=== STATED TASK ===
Beneath this sentence is a set of records; write each of them out exactly.

────

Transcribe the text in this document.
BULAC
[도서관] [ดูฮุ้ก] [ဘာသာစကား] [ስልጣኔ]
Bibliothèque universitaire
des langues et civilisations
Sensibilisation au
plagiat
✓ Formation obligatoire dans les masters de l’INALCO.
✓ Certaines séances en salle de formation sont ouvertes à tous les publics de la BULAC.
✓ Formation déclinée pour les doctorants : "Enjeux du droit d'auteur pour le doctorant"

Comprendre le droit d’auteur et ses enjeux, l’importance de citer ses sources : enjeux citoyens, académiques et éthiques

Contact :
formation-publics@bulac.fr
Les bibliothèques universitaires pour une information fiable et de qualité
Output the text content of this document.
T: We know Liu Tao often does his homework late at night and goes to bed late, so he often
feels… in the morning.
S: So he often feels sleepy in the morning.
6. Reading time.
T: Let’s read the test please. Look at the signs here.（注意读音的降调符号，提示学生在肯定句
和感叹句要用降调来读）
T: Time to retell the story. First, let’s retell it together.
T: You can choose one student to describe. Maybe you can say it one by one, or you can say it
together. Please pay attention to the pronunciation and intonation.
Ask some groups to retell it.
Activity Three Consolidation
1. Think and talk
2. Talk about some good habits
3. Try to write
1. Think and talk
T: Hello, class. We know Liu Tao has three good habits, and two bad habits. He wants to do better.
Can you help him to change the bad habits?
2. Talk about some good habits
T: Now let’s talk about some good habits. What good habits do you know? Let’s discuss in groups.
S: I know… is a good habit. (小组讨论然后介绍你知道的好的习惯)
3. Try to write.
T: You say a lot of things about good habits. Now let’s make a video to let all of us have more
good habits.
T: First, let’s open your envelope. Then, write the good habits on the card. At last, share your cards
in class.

────

=== RESULT ===
Transcribe the text in this document.
BULAC
[도서관] [ดูฮุ้ก] [ဘာသာစကား] [ስልጣኔ]
Bibliothèque universitaire
des langues et civilisations
Sensibilisation au
plagiat
✓ Formation obligatoire dans les masters de l’INALCO.
✓ Certaines séances en salle de formation sont ouvertes à tous les publics de la BULAC.
✓ Formation déclinée pour les doctorants : "Enjeux du droit d'auteur pour le doctorant"

Comprendre le droit d’auteur et ses enjeux, l’importance de citer ses sources : enjeux citoyens, académiques et éthiques

Contact :
formation-publics@bulac.fr
Les bibliothèques universitaires pour une information fiable et de qualité
Output the text content of this document.
T: We know Liu Tao often does his homework late at night and goes to bed late, so he often
feels… in the morning.
S: So he often feels sleepy in the morning.
6. Reading time.
T: Let’s read the test please. Look at the signs here.（注意读音的降调符号，提示学生在肯定句
和感叹句要用降调来读）
T: Time to retell the story. First, let’s retell it together.
T: You can choose one student to describe. Maybe you can say it one by one, or you can say it
together. Please pay attention to the pronunciation and intonation.
Ask some groups to retell it.
Activity Three Consolidation
1. Think and talk
2. Talk about some good habits
3. Try to write
1. Think and talk
T: Hello, class. We know Liu Tao has three good habits, and two bad habits. He wants to do better.
Can you help him to change the bad habits?
2. Talk about some good habits
T: Now let’s talk about some good habits. What good habits do you know? Let’s discuss in groups.
S: I know… is a good habit. (小组讨论然后介绍你知道的好的习惯)
3. Try to write.
T: You say a lot of things about good habits. Now let’s make a video to let all of us have more
good habits.
T: First, let’s open your envelope. Then, write the good habits on the card. At last, share your cards
in class.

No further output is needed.